◆ Reading text:
** Start **

Well, it's difficult, but, you know, and you can't always tell that.
Now they're admitting it. Right. And so they take something that's common, like the flu, and then
make that the emergency. They take something that's CO2 or nitrogen, that's very common and
ubiquitous, and they make that the thing that has to be eliminated. And everybody's got to play this
game of Simon says with them. It's just, yeah. And no apologies for when they're caught in a
bald faced lie or a, a egregiously wrong thing that perhaps benignly could be attributed to just incompetence.
There's never any acknowledgment of error.
There's only demonization of those who point it out.
Yeah, that's right.
You've got an article, and a lot of people have talked about this picture of Biden in his classic Corvette Stingray convertible.
A picture is worth a thousand words.
Get in, folks.
We're building a better America. It's like, yeah, I think it would be a better America
if we were all allowed to have a classic Corvette Stingray convertible.
It's a great thing, isn't it, that Biden's PR flacks are this incompetent?
You know, here you've got a guy who's telling us
that we must give up our cars to drive an EV, telling us as he's sitting in his classic Corvette with a carbureted V8 engine that has no emissions controls, no airbags, no safety equipment whatsoever.
It's astonishing to me that somebody got paid to make that picture. You know, it'd be kind of interesting to go through and make a list of everything that's in that 1967 Corvette that makes it so great that has now been subsequently banned.
You know, I think about the hideaway headlights. Oh no, those are banned. Yeah, I got into that in
my article. You know, like one of the things that made cars of that era, not just the Corvette,
so aesthetically appealing was that the designers could do things like put those really pretty and,
you know, mostly ornamental and decorative little bumperettes that they
had back in those days and those got outlawed by the government beginning and
think in 1974 they all had to be built with these of these horrendous five mile
an hour bumpers that ended up putting several hundred pounds of dead weight
hanging off the front and rear end of cars oh yeah I'm that much heavier may
them use that much more fuel, go through
tires and brakes that much faster, uh, in the name of putatively safety.
You mentioned that was 1973 last year that somebody could buy it
without the five mile an hour bumpers.
I bought a 1974 Triumph Spitfire and they retroactively put like these two
big rubber baby bumper things on the front and back,
right? Two front and two back. Right. And I looked at this and I thought that's the most ridiculous
thing I've ever seen in my life because that car is so low that when Karen and I pulled out of the
dealership, it's like, there's no, my bumper won't even touch their bumper. We pulled out of the
parking lot when we bought the car and I stopped at light, and a bus pulls up on the left.

** End **

◆ Record extracts:

** Start **

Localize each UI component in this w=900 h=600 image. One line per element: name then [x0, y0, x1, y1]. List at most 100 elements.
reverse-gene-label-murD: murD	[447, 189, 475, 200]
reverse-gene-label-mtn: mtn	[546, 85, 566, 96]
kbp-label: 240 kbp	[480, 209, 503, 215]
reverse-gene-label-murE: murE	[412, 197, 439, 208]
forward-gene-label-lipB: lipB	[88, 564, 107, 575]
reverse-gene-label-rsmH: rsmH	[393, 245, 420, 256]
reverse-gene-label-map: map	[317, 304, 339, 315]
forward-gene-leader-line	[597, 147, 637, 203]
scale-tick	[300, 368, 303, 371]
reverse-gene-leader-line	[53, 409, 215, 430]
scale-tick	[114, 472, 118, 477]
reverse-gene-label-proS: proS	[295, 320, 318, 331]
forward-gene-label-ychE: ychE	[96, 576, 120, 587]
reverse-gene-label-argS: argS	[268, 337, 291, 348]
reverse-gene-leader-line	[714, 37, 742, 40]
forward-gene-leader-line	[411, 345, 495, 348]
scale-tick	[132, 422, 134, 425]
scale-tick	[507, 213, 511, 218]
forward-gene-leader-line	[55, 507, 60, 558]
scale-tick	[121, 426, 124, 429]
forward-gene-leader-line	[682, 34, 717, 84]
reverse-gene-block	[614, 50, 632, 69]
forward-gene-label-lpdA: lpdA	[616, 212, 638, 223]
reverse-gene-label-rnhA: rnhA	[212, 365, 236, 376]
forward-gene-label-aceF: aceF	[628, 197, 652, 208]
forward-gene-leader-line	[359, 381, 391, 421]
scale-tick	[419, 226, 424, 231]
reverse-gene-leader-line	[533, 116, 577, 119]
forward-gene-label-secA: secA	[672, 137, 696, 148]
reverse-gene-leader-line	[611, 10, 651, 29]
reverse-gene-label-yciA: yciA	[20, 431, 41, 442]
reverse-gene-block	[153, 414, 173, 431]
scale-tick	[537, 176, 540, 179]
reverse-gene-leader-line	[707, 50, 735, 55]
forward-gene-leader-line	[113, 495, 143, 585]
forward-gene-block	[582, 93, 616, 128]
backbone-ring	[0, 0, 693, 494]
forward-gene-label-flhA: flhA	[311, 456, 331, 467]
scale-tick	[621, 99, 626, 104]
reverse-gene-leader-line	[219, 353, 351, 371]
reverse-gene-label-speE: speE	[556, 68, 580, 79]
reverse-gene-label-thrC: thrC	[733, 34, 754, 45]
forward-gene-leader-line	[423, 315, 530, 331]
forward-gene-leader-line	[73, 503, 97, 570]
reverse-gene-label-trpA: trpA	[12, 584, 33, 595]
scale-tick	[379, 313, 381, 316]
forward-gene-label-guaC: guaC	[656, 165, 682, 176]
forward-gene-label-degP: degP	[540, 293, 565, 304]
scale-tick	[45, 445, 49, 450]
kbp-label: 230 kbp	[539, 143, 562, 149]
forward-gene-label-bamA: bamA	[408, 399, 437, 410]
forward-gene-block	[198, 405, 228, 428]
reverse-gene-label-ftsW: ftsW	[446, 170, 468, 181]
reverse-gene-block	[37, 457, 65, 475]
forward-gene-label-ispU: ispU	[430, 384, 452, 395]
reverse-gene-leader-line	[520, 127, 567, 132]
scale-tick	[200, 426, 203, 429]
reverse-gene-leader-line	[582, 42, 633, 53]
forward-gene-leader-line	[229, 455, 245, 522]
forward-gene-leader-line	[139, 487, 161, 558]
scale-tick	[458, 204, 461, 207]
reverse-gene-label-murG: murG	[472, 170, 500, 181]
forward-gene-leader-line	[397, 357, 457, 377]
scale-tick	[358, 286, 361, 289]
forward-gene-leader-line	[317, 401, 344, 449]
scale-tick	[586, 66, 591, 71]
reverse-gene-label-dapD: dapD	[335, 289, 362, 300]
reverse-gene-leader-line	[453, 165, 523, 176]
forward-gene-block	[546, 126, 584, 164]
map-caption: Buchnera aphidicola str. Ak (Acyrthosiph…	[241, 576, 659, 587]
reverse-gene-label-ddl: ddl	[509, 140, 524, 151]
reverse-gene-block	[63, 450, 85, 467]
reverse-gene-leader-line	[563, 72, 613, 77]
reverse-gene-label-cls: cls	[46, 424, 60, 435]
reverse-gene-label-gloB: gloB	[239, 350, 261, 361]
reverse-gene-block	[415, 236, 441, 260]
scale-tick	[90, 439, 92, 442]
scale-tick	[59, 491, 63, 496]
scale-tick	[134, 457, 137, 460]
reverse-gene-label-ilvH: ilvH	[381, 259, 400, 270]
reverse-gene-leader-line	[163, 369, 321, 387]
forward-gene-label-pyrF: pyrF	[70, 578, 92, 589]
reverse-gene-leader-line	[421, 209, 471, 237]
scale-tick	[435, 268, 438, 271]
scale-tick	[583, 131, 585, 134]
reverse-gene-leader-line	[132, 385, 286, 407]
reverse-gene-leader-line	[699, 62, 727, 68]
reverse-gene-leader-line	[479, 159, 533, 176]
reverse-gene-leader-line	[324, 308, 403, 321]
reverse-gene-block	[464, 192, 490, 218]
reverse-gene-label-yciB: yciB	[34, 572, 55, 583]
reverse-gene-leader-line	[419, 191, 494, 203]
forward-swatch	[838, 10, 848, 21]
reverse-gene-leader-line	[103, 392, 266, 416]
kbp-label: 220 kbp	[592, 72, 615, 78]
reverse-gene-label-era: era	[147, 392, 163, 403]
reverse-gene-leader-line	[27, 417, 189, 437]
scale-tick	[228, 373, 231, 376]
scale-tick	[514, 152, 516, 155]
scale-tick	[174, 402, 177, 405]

** End **
** Start **

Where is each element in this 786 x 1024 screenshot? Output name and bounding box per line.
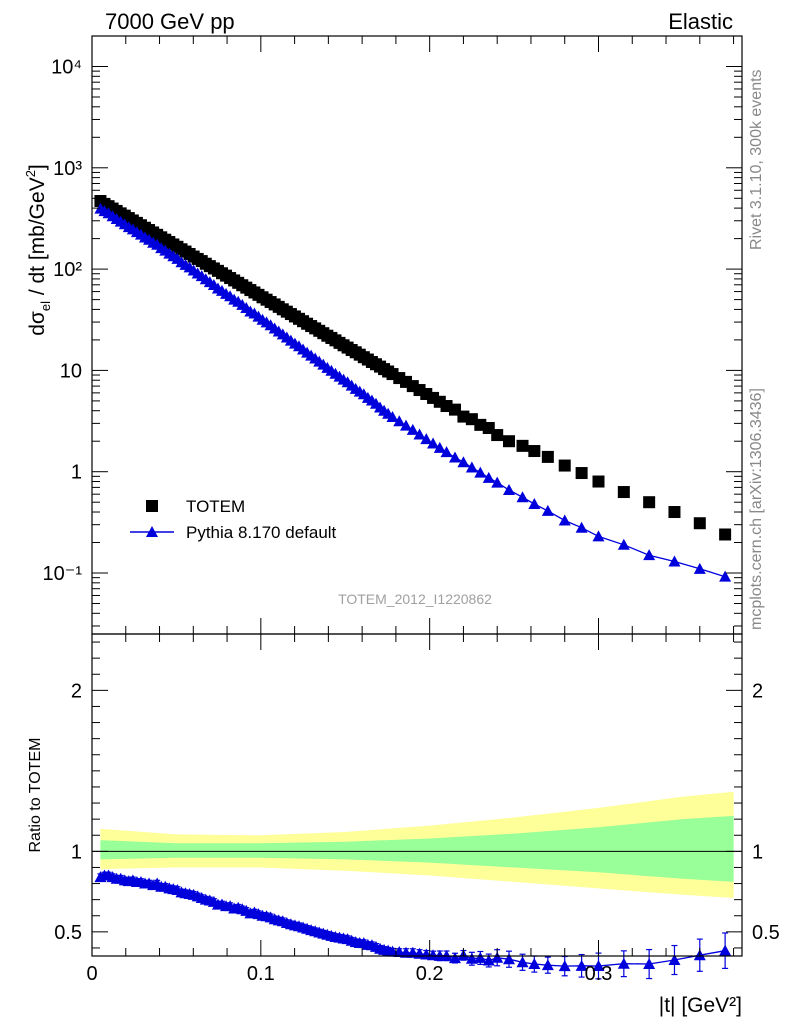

** End **

◆ Description of the task: Summarize the conversation transcript in two sentences.

◆ Result: The speakers complain that common things such as the flu, CO2 and nitrogen are turned into emergencies or targets for elimination, with no acknowledgment of error and only demonization of those who point it out. They mock a picture of Biden in his classic Corvette Stingray convertible while he urges people to give up their cars for EVs, and they describe how decorative bumperettes were outlawed in favor of heavy five-mile-an-hour bumpers, which one speaker found ridiculous on a 1974 Triumph Spitfire bought at a dealership.